### STATED EXERCISE
In the entries below, find every line holding the string "JSON" and collect it.

Data entries for graphics
[BEGIN]

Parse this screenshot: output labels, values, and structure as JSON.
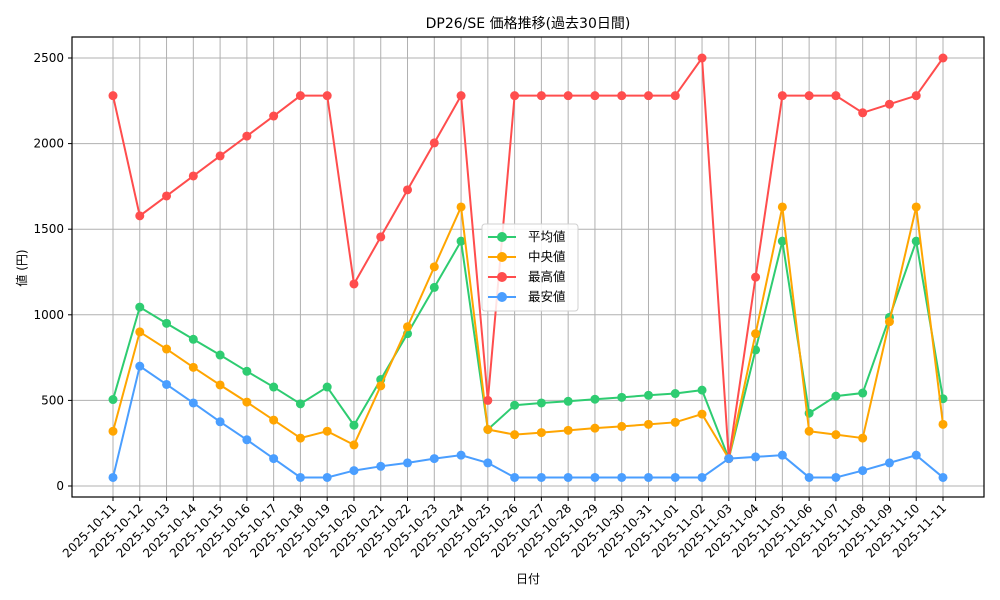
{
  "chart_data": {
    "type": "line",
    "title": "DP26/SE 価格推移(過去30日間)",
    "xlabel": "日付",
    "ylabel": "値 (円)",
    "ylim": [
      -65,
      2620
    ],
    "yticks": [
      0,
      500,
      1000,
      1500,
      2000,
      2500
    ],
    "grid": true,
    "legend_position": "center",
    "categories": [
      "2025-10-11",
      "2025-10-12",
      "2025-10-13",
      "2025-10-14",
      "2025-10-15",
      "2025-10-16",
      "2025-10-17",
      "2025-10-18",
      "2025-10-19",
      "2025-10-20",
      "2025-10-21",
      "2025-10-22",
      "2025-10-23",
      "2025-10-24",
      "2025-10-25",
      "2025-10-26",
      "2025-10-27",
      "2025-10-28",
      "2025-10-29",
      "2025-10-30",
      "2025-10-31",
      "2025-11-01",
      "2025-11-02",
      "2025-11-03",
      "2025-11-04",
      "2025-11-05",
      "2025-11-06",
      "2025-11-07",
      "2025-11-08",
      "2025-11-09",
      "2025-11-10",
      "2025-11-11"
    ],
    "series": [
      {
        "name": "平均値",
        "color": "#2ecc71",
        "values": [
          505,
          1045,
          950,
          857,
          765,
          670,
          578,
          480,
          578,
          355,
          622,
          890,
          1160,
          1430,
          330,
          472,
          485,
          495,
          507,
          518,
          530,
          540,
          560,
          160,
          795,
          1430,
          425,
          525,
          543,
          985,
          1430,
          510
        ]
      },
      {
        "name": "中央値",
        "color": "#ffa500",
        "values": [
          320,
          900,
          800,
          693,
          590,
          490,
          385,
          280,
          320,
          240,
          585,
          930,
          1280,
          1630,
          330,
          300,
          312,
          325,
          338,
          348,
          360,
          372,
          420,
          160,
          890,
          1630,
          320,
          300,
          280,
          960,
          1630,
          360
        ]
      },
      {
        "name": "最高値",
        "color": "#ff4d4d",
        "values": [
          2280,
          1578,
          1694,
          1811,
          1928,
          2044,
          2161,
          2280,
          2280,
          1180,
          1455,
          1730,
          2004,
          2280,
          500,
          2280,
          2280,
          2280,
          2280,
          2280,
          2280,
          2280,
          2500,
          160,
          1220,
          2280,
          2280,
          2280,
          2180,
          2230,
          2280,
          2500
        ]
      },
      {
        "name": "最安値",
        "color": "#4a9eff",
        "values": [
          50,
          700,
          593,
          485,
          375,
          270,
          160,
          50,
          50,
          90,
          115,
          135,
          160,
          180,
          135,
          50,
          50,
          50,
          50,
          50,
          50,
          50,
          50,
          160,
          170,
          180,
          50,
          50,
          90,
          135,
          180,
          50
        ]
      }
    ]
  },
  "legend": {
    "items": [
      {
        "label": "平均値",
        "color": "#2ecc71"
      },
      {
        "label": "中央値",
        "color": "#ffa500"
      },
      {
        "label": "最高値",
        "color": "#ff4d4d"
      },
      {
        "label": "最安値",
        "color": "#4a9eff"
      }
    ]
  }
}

[END]
[BEGIN]

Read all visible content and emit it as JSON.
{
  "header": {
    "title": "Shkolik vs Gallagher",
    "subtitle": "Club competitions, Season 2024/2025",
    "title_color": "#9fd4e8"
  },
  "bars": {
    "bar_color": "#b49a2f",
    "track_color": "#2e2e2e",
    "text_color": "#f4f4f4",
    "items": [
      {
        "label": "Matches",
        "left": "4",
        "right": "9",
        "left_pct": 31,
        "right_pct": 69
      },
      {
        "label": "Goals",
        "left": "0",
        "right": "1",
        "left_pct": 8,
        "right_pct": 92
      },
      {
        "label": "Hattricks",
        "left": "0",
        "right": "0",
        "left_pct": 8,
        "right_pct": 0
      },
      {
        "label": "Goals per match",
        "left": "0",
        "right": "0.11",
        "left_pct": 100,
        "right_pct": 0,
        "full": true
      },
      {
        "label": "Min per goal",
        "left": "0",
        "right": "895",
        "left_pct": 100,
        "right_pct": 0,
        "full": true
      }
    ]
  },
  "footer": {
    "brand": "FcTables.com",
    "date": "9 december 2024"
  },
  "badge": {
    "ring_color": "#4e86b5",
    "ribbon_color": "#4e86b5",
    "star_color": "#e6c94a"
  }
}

[END]
[BEGIN]

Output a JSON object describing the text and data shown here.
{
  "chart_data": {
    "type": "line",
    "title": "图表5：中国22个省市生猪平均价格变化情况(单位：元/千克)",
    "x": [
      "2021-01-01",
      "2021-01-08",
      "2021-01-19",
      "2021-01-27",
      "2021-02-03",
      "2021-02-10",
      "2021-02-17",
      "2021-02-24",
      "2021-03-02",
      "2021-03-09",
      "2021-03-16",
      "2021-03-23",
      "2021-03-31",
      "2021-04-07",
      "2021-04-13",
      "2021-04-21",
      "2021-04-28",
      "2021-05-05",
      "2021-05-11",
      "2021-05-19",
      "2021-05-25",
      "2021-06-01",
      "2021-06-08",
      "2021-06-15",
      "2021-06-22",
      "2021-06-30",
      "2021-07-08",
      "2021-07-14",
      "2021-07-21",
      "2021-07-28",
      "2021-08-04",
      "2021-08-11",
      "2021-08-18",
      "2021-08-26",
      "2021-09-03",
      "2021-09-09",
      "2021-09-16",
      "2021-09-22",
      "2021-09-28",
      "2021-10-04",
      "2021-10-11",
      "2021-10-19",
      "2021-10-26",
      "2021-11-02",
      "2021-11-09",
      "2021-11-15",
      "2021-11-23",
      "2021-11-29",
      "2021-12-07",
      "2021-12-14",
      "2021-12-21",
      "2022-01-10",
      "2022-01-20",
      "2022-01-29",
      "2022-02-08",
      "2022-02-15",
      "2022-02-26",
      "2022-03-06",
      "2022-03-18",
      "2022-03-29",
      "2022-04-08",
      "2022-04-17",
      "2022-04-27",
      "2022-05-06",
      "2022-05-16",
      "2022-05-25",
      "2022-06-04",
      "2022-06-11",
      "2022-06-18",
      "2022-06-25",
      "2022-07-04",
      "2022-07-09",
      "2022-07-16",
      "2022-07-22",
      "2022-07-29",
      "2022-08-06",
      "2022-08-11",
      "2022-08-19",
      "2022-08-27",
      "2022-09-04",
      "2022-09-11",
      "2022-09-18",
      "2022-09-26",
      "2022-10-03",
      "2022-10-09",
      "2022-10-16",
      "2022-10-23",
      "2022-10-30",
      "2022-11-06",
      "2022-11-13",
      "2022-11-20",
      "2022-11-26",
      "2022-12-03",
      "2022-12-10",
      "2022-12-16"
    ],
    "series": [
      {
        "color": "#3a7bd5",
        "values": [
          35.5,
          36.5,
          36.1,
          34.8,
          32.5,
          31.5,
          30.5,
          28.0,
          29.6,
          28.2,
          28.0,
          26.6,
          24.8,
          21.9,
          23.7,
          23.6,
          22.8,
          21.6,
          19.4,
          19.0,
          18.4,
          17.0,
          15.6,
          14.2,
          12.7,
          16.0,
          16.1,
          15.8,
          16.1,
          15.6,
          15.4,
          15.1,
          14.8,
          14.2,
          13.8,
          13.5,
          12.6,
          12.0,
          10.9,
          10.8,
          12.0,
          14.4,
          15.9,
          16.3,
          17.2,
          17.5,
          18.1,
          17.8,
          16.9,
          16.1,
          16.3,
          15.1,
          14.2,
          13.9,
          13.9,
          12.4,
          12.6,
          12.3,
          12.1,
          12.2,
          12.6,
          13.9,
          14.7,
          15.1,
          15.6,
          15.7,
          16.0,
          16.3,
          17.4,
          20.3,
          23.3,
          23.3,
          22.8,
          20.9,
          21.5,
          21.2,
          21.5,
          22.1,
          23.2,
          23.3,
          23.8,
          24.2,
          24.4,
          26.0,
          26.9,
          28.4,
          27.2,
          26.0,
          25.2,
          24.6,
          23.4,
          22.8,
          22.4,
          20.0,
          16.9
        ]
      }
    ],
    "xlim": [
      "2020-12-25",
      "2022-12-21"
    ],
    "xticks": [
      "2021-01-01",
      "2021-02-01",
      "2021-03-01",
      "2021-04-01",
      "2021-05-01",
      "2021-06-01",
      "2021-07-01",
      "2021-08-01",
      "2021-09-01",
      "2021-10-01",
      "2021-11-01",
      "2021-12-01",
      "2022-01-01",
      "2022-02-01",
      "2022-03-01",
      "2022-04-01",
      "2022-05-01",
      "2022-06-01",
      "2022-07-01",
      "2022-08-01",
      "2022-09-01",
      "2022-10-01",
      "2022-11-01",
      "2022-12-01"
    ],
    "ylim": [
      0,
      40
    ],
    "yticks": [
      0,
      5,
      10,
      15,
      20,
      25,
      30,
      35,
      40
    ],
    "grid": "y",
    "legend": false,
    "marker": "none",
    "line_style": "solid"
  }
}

[END]

### FINISHED TASK
Parse this screenshot: output labels, values, and structure as JSON.
Read all visible content and emit it as JSON.
Output a JSON object describing the text and data shown here.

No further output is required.